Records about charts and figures
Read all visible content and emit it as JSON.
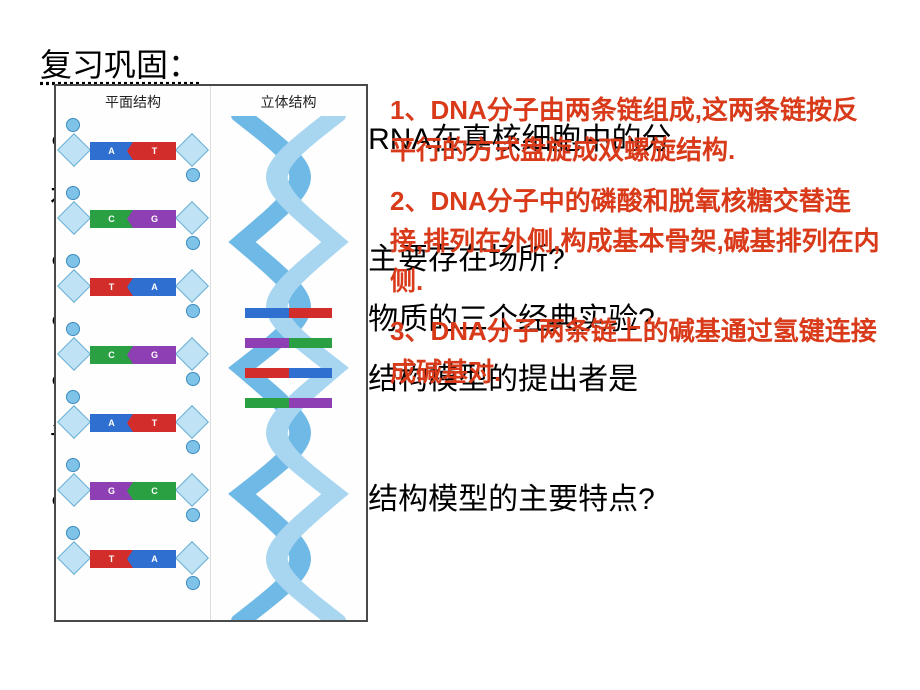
{
  "slide": {
    "review_title": "复习巩固：",
    "diagram": {
      "label_left": "平面结构",
      "label_right": "立体结构",
      "colors": {
        "A": "#2f6fd0",
        "T": "#d22d2a",
        "C": "#2aa043",
        "G": "#8e3fb3",
        "sugar": "#bfe3f5",
        "sugar_border": "#6aaed6",
        "phosphate": "#7fc4e8",
        "phosphate_border": "#3a8bbd",
        "helix_strand": "#6fb9e6"
      },
      "planar_rungs": [
        {
          "left": "A",
          "right": "T"
        },
        {
          "left": "C",
          "right": "G"
        },
        {
          "left": "T",
          "right": "A"
        },
        {
          "left": "C",
          "right": "G"
        },
        {
          "left": "A",
          "right": "T"
        },
        {
          "left": "G",
          "right": "C"
        },
        {
          "left": "T",
          "right": "A"
        }
      ],
      "helix_rungs": [
        {
          "top_pct": 38,
          "left": "A",
          "right": "T"
        },
        {
          "top_pct": 44,
          "left": "G",
          "right": "C"
        },
        {
          "top_pct": 50,
          "left": "T",
          "right": "A"
        },
        {
          "top_pct": 56,
          "left": "C",
          "right": "G"
        }
      ]
    },
    "background_questions": [
      "●　　　　　　　　　和RNA在真核细胞中的分",
      "布",
      "●　　　　　　　　　的主要存在场所?",
      "●　　　　　　　　　专物质的三个经典实验?",
      "●　　　　　　　　　旋结构模型的提出者是",
      "谁",
      "●　　　　　　　　　旋结构模型的主要特点?"
    ],
    "red_overlay": {
      "p1": "1、DNA分子由两条链组成,这两条链按反平行的方式盘旋成双螺旋结构.",
      "p2": "2、DNA分子中的磷酸和脱氧核糖交替连接,排列在外侧,构成基本骨架,碱基排列在内侧.",
      "p3": "3、DNA分子两条链上的碱基通过氢键连接成碱基对."
    }
  },
  "styles": {
    "slide_bg": "#ffffff",
    "text_black": "#000000",
    "text_red": "#d83a1a",
    "title_fontsize": 32,
    "bg_text_fontsize": 30,
    "red_text_fontsize": 26
  }
}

STATED EXERCISE
Leave the pictures out and output the rest of the listing exactly.

REPLY TO THE TASK
Read all visible content and emit it as JSON.
{
  "slide": {
    "review_title": "复习巩固：",
    "diagram": {
      "label_left": "平面结构",
      "label_right": "立体结构",
      "colors": {
        "A": "#2f6fd0",
        "T": "#d22d2a",
        "C": "#2aa043",
        "G": "#8e3fb3",
        "sugar": "#bfe3f5",
        "sugar_border": "#6aaed6",
        "phosphate": "#7fc4e8",
        "phosphate_border": "#3a8bbd",
        "helix_strand": "#6fb9e6"
      },
      "planar_rungs": [
        {
          "left": "A",
          "right": "T"
        },
        {
          "left": "C",
          "right": "G"
        },
        {
          "left": "T",
          "right": "A"
        },
        {
          "left": "C",
          "right": "G"
        },
        {
          "left": "A",
          "right": "T"
        },
        {
          "left": "G",
          "right": "C"
        },
        {
          "left": "T",
          "right": "A"
        }
      ],
      "helix_rungs": [
        {
          "top_pct": 38,
          "left": "A",
          "right": "T"
        },
        {
          "top_pct": 44,
          "left": "G",
          "right": "C"
        },
        {
          "top_pct": 50,
          "left": "T",
          "right": "A"
        },
        {
          "top_pct": 56,
          "left": "C",
          "right": "G"
        }
      ]
    },
    "background_questions": [
      "●　　　　　　　　　和RNA在真核细胞中的分",
      "布",
      "●　　　　　　　　　的主要存在场所?",
      "●　　　　　　　　　专物质的三个经典实验?",
      "●　　　　　　　　　旋结构模型的提出者是",
      "谁",
      "●　　　　　　　　　旋结构模型的主要特点?"
    ],
    "red_overlay": {
      "p1": "1、DNA分子由两条链组成,这两条链按反平行的方式盘旋成双螺旋结构.",
      "p2": "2、DNA分子中的磷酸和脱氧核糖交替连接,排列在外侧,构成基本骨架,碱基排列在内侧.",
      "p3": "3、DNA分子两条链上的碱基通过氢键连接成碱基对."
    }
  },
  "styles": {
    "slide_bg": "#ffffff",
    "text_black": "#000000",
    "text_red": "#d83a1a",
    "title_fontsize": 32,
    "bg_text_fontsize": 30,
    "red_text_fontsize": 26
  }
}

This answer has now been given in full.